**PROBLEM:** Update the records below by replacing every "colorbar-swatch" with "legend-swatch". Keep everything else unchanged.

**RAW DATA:**

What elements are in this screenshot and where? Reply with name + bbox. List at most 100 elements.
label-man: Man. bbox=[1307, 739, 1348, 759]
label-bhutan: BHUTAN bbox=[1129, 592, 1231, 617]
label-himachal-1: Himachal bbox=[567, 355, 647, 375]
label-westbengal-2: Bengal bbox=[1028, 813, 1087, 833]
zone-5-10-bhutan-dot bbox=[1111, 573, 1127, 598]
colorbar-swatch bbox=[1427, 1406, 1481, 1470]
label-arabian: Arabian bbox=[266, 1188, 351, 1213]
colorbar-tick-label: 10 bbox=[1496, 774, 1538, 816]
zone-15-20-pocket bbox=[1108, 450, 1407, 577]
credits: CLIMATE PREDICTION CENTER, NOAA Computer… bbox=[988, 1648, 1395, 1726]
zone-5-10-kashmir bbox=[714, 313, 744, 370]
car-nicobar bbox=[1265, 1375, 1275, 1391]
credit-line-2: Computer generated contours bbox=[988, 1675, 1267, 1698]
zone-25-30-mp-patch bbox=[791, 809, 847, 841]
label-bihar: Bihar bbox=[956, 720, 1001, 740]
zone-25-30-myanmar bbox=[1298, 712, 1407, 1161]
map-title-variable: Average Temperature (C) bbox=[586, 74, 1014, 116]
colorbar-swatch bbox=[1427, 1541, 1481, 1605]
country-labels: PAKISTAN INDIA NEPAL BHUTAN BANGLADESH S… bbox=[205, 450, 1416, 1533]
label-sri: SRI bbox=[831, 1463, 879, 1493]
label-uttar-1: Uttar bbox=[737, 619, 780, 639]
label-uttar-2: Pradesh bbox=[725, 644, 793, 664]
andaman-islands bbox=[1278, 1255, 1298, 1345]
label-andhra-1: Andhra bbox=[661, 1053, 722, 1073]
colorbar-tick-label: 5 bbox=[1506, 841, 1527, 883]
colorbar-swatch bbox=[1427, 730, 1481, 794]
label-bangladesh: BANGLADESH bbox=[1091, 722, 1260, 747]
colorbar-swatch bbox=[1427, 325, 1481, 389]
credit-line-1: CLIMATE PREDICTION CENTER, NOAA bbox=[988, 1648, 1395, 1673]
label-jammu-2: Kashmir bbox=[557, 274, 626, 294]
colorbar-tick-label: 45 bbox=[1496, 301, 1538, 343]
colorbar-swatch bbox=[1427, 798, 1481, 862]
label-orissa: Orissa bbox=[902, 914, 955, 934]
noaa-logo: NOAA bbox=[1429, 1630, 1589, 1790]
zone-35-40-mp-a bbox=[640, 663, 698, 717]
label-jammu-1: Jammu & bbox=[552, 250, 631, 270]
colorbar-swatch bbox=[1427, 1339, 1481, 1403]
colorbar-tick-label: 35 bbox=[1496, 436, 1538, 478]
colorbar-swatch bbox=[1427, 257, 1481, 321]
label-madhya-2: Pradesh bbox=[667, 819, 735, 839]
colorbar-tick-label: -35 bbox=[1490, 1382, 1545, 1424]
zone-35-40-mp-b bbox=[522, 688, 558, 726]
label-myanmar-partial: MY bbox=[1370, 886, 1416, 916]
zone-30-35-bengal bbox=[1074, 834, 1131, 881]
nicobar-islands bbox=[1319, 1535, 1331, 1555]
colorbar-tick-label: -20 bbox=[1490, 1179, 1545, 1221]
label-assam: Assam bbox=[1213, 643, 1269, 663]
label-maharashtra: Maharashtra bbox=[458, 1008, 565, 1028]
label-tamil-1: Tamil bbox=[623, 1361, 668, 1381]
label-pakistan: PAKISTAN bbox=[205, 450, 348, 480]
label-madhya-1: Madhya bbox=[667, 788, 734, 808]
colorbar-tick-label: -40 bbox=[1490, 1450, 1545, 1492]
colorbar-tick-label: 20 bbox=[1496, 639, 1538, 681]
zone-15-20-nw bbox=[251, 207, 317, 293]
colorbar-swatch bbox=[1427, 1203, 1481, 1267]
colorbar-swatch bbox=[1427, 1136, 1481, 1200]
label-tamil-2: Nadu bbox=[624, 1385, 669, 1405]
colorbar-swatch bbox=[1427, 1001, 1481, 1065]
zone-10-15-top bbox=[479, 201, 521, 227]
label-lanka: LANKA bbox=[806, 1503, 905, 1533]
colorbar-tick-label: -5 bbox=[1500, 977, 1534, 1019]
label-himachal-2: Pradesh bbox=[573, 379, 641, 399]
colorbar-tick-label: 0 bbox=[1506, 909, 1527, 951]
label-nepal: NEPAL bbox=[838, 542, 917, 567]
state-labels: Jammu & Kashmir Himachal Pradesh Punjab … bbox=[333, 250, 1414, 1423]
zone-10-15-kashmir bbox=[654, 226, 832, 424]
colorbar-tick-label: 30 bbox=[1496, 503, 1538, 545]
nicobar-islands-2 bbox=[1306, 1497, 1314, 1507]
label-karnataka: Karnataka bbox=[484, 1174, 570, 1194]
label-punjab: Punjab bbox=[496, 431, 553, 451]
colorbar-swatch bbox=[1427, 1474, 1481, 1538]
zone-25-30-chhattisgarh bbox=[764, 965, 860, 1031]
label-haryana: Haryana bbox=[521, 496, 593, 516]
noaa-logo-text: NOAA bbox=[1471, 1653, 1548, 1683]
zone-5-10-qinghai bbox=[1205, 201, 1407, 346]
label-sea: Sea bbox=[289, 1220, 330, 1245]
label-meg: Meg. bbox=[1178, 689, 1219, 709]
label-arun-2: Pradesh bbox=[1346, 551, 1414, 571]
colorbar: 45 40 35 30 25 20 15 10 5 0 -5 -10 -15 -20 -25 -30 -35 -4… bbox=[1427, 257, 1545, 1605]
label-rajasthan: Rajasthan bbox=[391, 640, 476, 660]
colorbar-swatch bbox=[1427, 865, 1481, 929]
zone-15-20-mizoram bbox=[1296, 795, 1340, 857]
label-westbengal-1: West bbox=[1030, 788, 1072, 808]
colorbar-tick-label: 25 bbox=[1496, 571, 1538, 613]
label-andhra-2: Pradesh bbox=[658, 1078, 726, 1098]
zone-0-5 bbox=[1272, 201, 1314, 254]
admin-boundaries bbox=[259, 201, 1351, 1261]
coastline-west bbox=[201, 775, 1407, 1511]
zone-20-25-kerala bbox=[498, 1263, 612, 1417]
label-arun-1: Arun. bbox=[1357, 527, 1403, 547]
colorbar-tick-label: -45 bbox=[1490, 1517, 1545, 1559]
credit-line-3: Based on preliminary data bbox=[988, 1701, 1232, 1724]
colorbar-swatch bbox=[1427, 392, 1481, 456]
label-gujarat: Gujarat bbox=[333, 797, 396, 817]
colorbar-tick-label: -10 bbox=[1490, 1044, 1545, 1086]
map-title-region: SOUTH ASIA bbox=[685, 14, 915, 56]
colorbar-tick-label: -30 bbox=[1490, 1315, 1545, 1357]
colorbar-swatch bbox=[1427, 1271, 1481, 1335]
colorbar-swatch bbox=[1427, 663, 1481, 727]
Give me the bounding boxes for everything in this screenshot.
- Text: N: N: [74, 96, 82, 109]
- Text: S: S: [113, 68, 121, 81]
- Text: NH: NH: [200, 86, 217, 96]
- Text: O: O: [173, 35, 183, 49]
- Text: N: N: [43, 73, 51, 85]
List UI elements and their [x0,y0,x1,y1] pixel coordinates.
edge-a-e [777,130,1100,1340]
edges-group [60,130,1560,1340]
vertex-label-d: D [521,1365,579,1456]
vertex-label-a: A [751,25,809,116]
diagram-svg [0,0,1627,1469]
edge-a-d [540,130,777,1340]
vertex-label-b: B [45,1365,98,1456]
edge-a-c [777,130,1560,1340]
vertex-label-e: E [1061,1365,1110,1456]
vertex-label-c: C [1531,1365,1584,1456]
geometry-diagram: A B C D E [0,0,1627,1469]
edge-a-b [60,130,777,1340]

**SOLUTION TO THIS TASK:**
What elements are in this screenshot and where? Reply with name + bbox. List at most 100 elements.
label-man: Man. bbox=[1307, 739, 1348, 759]
label-bhutan: BHUTAN bbox=[1129, 592, 1231, 617]
label-himachal-1: Himachal bbox=[567, 355, 647, 375]
label-westbengal-2: Bengal bbox=[1028, 813, 1087, 833]
zone-5-10-bhutan-dot bbox=[1111, 573, 1127, 598]
legend-swatch bbox=[1427, 1406, 1481, 1470]
label-arabian: Arabian bbox=[266, 1188, 351, 1213]
colorbar-tick-label: 10 bbox=[1496, 774, 1538, 816]
zone-15-20-pocket bbox=[1108, 450, 1407, 577]
credits: CLIMATE PREDICTION CENTER, NOAA Computer… bbox=[988, 1648, 1395, 1726]
zone-5-10-kashmir bbox=[714, 313, 744, 370]
car-nicobar bbox=[1265, 1375, 1275, 1391]
credit-line-2: Computer generated contours bbox=[988, 1675, 1267, 1698]
zone-25-30-mp-patch bbox=[791, 809, 847, 841]
label-bihar: Bihar bbox=[956, 720, 1001, 740]
zone-25-30-myanmar bbox=[1298, 712, 1407, 1161]
map-title-variable: Average Temperature (C) bbox=[586, 74, 1014, 116]
legend-swatch bbox=[1427, 1541, 1481, 1605]
country-labels: PAKISTAN INDIA NEPAL BHUTAN BANGLADESH S… bbox=[205, 450, 1416, 1533]
label-sri: SRI bbox=[831, 1463, 879, 1493]
label-uttar-1: Uttar bbox=[737, 619, 780, 639]
label-uttar-2: Pradesh bbox=[725, 644, 793, 664]
andaman-islands bbox=[1278, 1255, 1298, 1345]
label-andhra-1: Andhra bbox=[661, 1053, 722, 1073]
colorbar-tick-label: 5 bbox=[1506, 841, 1527, 883]
legend-swatch bbox=[1427, 730, 1481, 794]
label-bangladesh: BANGLADESH bbox=[1091, 722, 1260, 747]
legend-swatch bbox=[1427, 325, 1481, 389]
credit-line-1: CLIMATE PREDICTION CENTER, NOAA bbox=[988, 1648, 1395, 1673]
label-jammu-2: Kashmir bbox=[557, 274, 626, 294]
colorbar-tick-label: 45 bbox=[1496, 301, 1538, 343]
legend-swatch bbox=[1427, 798, 1481, 862]
label-orissa: Orissa bbox=[902, 914, 955, 934]
noaa-logo: NOAA bbox=[1429, 1630, 1589, 1790]
zone-35-40-mp-a bbox=[640, 663, 698, 717]
label-jammu-1: Jammu & bbox=[552, 250, 631, 270]
legend-swatch bbox=[1427, 1339, 1481, 1403]
colorbar-tick-label: 35 bbox=[1496, 436, 1538, 478]
legend-swatch bbox=[1427, 257, 1481, 321]
label-madhya-2: Pradesh bbox=[667, 819, 735, 839]
colorbar-tick-label: -35 bbox=[1490, 1382, 1545, 1424]
zone-35-40-mp-b bbox=[522, 688, 558, 726]
label-myanmar-partial: MY bbox=[1370, 886, 1416, 916]
zone-30-35-bengal bbox=[1074, 834, 1131, 881]
nicobar-islands bbox=[1319, 1535, 1331, 1555]
colorbar-tick-label: -20 bbox=[1490, 1179, 1545, 1221]
label-assam: Assam bbox=[1213, 643, 1269, 663]
label-maharashtra: Maharashtra bbox=[458, 1008, 565, 1028]
label-tamil-1: Tamil bbox=[623, 1361, 668, 1381]
label-pakistan: PAKISTAN bbox=[205, 450, 348, 480]
label-madhya-1: Madhya bbox=[667, 788, 734, 808]
colorbar-tick-label: -40 bbox=[1490, 1450, 1545, 1492]
colorbar-tick-label: 20 bbox=[1496, 639, 1538, 681]
zone-15-20-nw bbox=[251, 207, 317, 293]
legend-swatch bbox=[1427, 1203, 1481, 1267]
legend-swatch bbox=[1427, 1136, 1481, 1200]
label-tamil-2: Nadu bbox=[624, 1385, 669, 1405]
legend-swatch bbox=[1427, 1001, 1481, 1065]
zone-10-15-top bbox=[479, 201, 521, 227]
label-lanka: LANKA bbox=[806, 1503, 905, 1533]
colorbar-tick-label: -5 bbox=[1500, 977, 1534, 1019]
label-himachal-2: Pradesh bbox=[573, 379, 641, 399]
colorbar-tick-label: 0 bbox=[1506, 909, 1527, 951]
label-nepal: NEPAL bbox=[838, 542, 917, 567]
state-labels: Jammu & Kashmir Himachal Pradesh Punjab … bbox=[333, 250, 1414, 1423]
zone-10-15-kashmir bbox=[654, 226, 832, 424]
colorbar-tick-label: 30 bbox=[1496, 503, 1538, 545]
nicobar-islands-2 bbox=[1306, 1497, 1314, 1507]
label-karnataka: Karnataka bbox=[484, 1174, 570, 1194]
label-punjab: Punjab bbox=[496, 431, 553, 451]
legend-swatch bbox=[1427, 1474, 1481, 1538]
zone-25-30-chhattisgarh bbox=[764, 965, 860, 1031]
label-haryana: Haryana bbox=[521, 496, 593, 516]
noaa-logo-text: NOAA bbox=[1471, 1653, 1548, 1683]
zone-5-10-qinghai bbox=[1205, 201, 1407, 346]
label-sea: Sea bbox=[289, 1220, 330, 1245]
label-meg: Meg. bbox=[1178, 689, 1219, 709]
label-arun-2: Pradesh bbox=[1346, 551, 1414, 571]
colorbar: 45 40 35 30 25 20 15 10 5 0 -5 -10 -15 -20 -25 -30 -35 -4… bbox=[1427, 257, 1545, 1605]
label-rajasthan: Rajasthan bbox=[391, 640, 476, 660]
legend-swatch bbox=[1427, 865, 1481, 929]
zone-15-20-mizoram bbox=[1296, 795, 1340, 857]
label-westbengal-1: West bbox=[1030, 788, 1072, 808]
colorbar-tick-label: 25 bbox=[1496, 571, 1538, 613]
label-andhra-2: Pradesh bbox=[658, 1078, 726, 1098]
zone-0-5 bbox=[1272, 201, 1314, 254]
admin-boundaries bbox=[259, 201, 1351, 1261]
coastline-west bbox=[201, 775, 1407, 1511]
zone-20-25-kerala bbox=[498, 1263, 612, 1417]
label-arun-1: Arun. bbox=[1357, 527, 1403, 547]
colorbar-tick-label: -45 bbox=[1490, 1517, 1545, 1559]
credit-line-3: Based on preliminary data bbox=[988, 1701, 1232, 1724]
legend-swatch bbox=[1427, 392, 1481, 456]
label-gujarat: Gujarat bbox=[333, 797, 396, 817]
colorbar-tick-label: -10 bbox=[1490, 1044, 1545, 1086]
map-title-region: SOUTH ASIA bbox=[685, 14, 915, 56]
colorbar-tick-label: -30 bbox=[1490, 1315, 1545, 1357]
legend-swatch bbox=[1427, 1271, 1481, 1335]
legend-swatch bbox=[1427, 663, 1481, 727]
Give me the bounding boxes for everything in this screenshot.
- Text: N: N: [74, 96, 82, 109]
- Text: S: S: [113, 68, 121, 81]
- Text: NH: NH: [200, 86, 217, 96]
- Text: O: O: [173, 35, 183, 49]
- Text: N: N: [43, 73, 51, 85]
List UI elements and their [x0,y0,x1,y1] pixel coordinates.
edge-a-e [777,130,1100,1340]
edges-group [60,130,1560,1340]
vertex-label-d: D [521,1365,579,1456]
vertex-label-a: A [751,25,809,116]
diagram-svg [0,0,1627,1469]
edge-a-d [540,130,777,1340]
vertex-label-b: B [45,1365,98,1456]
edge-a-c [777,130,1560,1340]
vertex-label-e: E [1061,1365,1110,1456]
vertex-label-c: C [1531,1365,1584,1456]
geometry-diagram: A B C D E [0,0,1627,1469]
edge-a-b [60,130,777,1340]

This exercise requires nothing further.